◆ PROBLEM TO WORK ON:
Take the material and output all of it exactly.

Dataset items
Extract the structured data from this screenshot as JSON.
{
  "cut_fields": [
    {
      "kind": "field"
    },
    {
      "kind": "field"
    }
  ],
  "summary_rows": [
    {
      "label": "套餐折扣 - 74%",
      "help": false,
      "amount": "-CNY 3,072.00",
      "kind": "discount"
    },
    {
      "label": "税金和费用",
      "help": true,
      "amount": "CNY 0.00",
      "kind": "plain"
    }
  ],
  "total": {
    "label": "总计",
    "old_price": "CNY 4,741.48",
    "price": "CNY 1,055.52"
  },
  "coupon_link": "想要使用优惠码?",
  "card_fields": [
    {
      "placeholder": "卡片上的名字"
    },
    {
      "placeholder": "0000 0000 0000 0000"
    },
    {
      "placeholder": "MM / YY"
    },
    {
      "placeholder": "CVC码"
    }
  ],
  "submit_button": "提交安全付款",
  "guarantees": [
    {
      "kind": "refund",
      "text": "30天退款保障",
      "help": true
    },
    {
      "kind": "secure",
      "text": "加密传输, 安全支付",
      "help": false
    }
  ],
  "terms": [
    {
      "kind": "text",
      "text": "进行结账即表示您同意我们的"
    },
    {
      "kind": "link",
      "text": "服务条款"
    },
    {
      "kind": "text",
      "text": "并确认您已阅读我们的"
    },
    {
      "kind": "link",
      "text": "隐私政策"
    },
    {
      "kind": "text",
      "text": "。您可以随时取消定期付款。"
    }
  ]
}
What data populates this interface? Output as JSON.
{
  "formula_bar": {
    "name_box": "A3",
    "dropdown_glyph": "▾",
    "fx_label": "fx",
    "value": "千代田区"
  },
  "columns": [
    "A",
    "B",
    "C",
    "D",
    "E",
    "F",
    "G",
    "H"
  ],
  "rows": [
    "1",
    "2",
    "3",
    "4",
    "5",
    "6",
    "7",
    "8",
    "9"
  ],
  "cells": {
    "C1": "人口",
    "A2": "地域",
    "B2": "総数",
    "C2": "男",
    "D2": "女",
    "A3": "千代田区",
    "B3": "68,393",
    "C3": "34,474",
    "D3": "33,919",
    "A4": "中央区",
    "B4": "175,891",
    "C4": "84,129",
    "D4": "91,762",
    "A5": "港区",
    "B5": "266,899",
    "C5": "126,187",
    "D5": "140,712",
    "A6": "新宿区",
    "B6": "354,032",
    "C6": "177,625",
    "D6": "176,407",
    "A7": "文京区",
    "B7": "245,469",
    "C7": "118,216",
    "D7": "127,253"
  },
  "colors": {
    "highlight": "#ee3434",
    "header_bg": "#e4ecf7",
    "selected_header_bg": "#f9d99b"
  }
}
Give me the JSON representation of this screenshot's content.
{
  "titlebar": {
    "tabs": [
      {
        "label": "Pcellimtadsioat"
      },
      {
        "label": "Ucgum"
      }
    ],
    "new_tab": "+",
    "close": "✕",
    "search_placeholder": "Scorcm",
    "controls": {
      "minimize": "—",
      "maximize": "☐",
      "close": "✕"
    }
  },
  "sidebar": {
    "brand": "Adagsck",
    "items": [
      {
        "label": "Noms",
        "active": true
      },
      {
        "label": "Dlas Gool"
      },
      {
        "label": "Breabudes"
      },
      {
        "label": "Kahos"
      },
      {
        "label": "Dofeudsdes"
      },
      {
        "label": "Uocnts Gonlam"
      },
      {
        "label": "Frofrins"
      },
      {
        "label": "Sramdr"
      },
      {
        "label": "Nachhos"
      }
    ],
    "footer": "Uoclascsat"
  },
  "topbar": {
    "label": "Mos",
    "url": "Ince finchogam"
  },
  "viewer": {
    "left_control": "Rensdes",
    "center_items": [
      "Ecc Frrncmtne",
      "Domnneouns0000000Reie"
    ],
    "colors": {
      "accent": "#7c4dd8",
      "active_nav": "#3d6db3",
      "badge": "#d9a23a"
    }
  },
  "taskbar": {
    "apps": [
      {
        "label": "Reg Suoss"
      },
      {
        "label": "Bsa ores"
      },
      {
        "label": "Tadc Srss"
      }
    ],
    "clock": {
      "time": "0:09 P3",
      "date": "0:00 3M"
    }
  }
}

◆ OUTPUT OF THE TASK:
Extract the structured data from this screenshot as JSON.
{
  "cut_fields": [
    {
      "kind": "field"
    },
    {
      "kind": "field"
    }
  ],
  "summary_rows": [
    {
      "label": "套餐折扣 - 74%",
      "help": false,
      "amount": "-CNY 3,072.00",
      "kind": "discount"
    },
    {
      "label": "税金和费用",
      "help": true,
      "amount": "CNY 0.00",
      "kind": "plain"
    }
  ],
  "total": {
    "label": "总计",
    "old_price": "CNY 4,741.48",
    "price": "CNY 1,055.52"
  },
  "coupon_link": "想要使用优惠码?",
  "card_fields": [
    {
      "placeholder": "卡片上的名字"
    },
    {
      "placeholder": "0000 0000 0000 0000"
    },
    {
      "placeholder": "MM / YY"
    },
    {
      "placeholder": "CVC码"
    }
  ],
  "submit_button": "提交安全付款",
  "guarantees": [
    {
      "kind": "refund",
      "text": "30天退款保障",
      "help": true
    },
    {
      "kind": "secure",
      "text": "加密传输, 安全支付",
      "help": false
    }
  ],
  "terms": [
    {
      "kind": "text",
      "text": "进行结账即表示您同意我们的"
    },
    {
      "kind": "link",
      "text": "服务条款"
    },
    {
      "kind": "text",
      "text": "并确认您已阅读我们的"
    },
    {
      "kind": "link",
      "text": "隐私政策"
    },
    {
      "kind": "text",
      "text": "。您可以随时取消定期付款。"
    }
  ]
}
What data populates this interface? Output as JSON.
{
  "formula_bar": {
    "name_box": "A3",
    "dropdown_glyph": "▾",
    "fx_label": "fx",
    "value": "千代田区"
  },
  "columns": [
    "A",
    "B",
    "C",
    "D",
    "E",
    "F",
    "G",
    "H"
  ],
  "rows": [
    "1",
    "2",
    "3",
    "4",
    "5",
    "6",
    "7",
    "8",
    "9"
  ],
  "cells": {
    "C1": "人口",
    "A2": "地域",
    "B2": "総数",
    "C2": "男",
    "D2": "女",
    "A3": "千代田区",
    "B3": "68,393",
    "C3": "34,474",
    "D3": "33,919",
    "A4": "中央区",
    "B4": "175,891",
    "C4": "84,129",
    "D4": "91,762",
    "A5": "港区",
    "B5": "266,899",
    "C5": "126,187",
    "D5": "140,712",
    "A6": "新宿区",
    "B6": "354,032",
    "C6": "177,625",
    "D6": "176,407",
    "A7": "文京区",
    "B7": "245,469",
    "C7": "118,216",
    "D7": "127,253"
  },
  "colors": {
    "highlight": "#ee3434",
    "header_bg": "#e4ecf7",
    "selected_header_bg": "#f9d99b"
  }
}
Give me the JSON representation of this screenshot's content.
{
  "titlebar": {
    "tabs": [
      {
        "label": "Pcellimtadsioat"
      },
      {
        "label": "Ucgum"
      }
    ],
    "new_tab": "+",
    "close": "✕",
    "search_placeholder": "Scorcm",
    "controls": {
      "minimize": "—",
      "maximize": "☐",
      "close": "✕"
    }
  },
  "sidebar": {
    "brand": "Adagsck",
    "items": [
      {
        "label": "Noms",
        "active": true
      },
      {
        "label": "Dlas Gool"
      },
      {
        "label": "Breabudes"
      },
      {
        "label": "Kahos"
      },
      {
        "label": "Dofeudsdes"
      },
      {
        "label": "Uocnts Gonlam"
      },
      {
        "label": "Frofrins"
      },
      {
        "label": "Sramdr"
      },
      {
        "label": "Nachhos"
      }
    ],
    "footer": "Uoclascsat"
  },
  "topbar": {
    "label": "Mos",
    "url": "Ince finchogam"
  },
  "viewer": {
    "left_control": "Rensdes",
    "center_items": [
      "Ecc Frrncmtne",
      "Domnneouns0000000Reie"
    ],
    "colors": {
      "accent": "#7c4dd8",
      "active_nav": "#3d6db3",
      "badge": "#d9a23a"
    }
  },
  "taskbar": {
    "apps": [
      {
        "label": "Reg Suoss"
      },
      {
        "label": "Bsa ores"
      },
      {
        "label": "Tadc Srss"
      }
    ],
    "clock": {
      "time": "0:09 P3",
      "date": "0:00 3M"
    }
  }
}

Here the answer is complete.